Element box records:
* * *
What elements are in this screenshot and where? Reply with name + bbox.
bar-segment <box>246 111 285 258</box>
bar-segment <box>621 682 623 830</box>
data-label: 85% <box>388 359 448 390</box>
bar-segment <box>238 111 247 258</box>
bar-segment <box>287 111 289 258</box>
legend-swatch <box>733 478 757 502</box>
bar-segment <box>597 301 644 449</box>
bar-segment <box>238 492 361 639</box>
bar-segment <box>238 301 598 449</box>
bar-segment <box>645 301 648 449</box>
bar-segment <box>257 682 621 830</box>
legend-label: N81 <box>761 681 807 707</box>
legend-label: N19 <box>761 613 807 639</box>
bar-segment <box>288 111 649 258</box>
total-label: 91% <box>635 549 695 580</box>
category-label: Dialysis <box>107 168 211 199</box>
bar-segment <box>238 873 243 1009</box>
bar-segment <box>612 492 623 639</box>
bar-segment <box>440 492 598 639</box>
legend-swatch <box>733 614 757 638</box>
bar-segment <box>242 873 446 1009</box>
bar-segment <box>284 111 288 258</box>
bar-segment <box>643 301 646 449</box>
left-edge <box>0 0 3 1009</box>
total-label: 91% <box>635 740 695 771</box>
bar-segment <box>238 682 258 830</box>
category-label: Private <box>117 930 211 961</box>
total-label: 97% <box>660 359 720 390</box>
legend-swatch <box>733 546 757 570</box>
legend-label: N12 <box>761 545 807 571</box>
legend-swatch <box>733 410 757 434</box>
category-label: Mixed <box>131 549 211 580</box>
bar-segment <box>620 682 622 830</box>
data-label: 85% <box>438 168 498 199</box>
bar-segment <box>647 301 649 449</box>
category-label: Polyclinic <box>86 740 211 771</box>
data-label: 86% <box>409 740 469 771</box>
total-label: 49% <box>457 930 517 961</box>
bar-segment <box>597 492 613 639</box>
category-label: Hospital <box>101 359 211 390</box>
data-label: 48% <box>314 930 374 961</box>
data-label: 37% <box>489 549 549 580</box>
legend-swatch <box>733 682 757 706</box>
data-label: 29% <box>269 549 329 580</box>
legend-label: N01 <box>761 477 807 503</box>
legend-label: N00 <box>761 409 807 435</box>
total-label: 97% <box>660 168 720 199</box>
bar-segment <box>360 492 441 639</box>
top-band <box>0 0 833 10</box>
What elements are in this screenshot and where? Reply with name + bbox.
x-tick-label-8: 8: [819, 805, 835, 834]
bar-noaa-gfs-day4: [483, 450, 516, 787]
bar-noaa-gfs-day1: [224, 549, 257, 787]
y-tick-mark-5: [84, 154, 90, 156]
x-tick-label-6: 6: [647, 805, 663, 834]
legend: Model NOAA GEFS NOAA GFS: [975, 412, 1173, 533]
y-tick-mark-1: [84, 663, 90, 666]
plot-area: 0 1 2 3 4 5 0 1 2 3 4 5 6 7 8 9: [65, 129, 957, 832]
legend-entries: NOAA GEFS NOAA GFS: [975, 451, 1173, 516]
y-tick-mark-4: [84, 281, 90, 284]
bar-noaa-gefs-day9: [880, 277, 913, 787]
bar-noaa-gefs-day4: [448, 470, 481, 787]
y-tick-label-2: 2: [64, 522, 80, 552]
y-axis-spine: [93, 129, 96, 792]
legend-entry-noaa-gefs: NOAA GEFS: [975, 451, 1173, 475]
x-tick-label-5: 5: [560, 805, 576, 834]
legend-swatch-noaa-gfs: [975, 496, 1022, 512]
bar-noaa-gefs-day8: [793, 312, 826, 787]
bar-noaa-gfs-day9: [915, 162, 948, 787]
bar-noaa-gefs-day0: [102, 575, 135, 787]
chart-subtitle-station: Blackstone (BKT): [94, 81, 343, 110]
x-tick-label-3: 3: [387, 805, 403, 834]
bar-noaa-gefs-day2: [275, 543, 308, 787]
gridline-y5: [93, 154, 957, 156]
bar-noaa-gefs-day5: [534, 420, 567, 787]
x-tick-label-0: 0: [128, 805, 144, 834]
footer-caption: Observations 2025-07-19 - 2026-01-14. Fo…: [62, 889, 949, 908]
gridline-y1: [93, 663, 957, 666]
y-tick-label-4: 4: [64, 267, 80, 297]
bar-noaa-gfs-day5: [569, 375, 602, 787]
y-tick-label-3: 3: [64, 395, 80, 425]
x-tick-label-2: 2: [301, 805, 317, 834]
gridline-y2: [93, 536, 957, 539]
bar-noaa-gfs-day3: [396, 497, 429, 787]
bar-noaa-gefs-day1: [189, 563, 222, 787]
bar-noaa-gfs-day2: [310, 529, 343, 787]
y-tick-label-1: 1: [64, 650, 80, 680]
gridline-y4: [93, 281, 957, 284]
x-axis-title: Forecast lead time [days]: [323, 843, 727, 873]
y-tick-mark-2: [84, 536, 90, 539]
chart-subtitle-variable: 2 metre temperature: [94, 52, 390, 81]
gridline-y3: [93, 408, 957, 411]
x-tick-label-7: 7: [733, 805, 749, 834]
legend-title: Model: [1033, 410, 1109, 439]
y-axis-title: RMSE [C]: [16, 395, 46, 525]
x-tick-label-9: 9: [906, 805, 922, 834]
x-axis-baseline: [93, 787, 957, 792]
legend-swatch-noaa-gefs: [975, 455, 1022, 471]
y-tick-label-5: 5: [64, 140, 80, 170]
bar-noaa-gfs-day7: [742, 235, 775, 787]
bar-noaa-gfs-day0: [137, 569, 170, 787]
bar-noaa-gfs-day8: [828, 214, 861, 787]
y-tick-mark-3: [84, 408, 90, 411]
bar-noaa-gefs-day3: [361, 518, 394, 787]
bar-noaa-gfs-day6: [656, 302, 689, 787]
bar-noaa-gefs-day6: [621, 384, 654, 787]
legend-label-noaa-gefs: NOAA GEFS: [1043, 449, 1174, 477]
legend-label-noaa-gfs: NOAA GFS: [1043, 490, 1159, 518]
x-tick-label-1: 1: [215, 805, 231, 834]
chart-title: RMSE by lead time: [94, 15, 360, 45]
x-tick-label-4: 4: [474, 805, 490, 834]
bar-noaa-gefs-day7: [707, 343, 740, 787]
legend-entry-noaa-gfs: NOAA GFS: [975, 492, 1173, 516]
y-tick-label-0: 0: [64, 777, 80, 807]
* * *
What needs to be done: Copy the data verbatim from its first line through the line containing "total-label: 97% <box>660 359 720 390</box>", including both of those lines.

Written reply:
What elements are in this screenshot and where? Reply with name + bbox.
bar-segment <box>246 111 285 258</box>
bar-segment <box>621 682 623 830</box>
data-label: 85% <box>388 359 448 390</box>
bar-segment <box>238 111 247 258</box>
bar-segment <box>287 111 289 258</box>
legend-swatch <box>733 478 757 502</box>
bar-segment <box>597 301 644 449</box>
bar-segment <box>238 492 361 639</box>
bar-segment <box>238 301 598 449</box>
bar-segment <box>645 301 648 449</box>
bar-segment <box>257 682 621 830</box>
legend-label: N81 <box>761 681 807 707</box>
legend-label: N19 <box>761 613 807 639</box>
bar-segment <box>288 111 649 258</box>
total-label: 91% <box>635 549 695 580</box>
category-label: Dialysis <box>107 168 211 199</box>
bar-segment <box>238 873 243 1009</box>
bar-segment <box>612 492 623 639</box>
bar-segment <box>440 492 598 639</box>
legend-swatch <box>733 614 757 638</box>
bar-segment <box>242 873 446 1009</box>
bar-segment <box>284 111 288 258</box>
bar-segment <box>643 301 646 449</box>
left-edge <box>0 0 3 1009</box>
total-label: 91% <box>635 740 695 771</box>
bar-segment <box>238 682 258 830</box>
category-label: Private <box>117 930 211 961</box>
total-label: 97% <box>660 359 720 390</box>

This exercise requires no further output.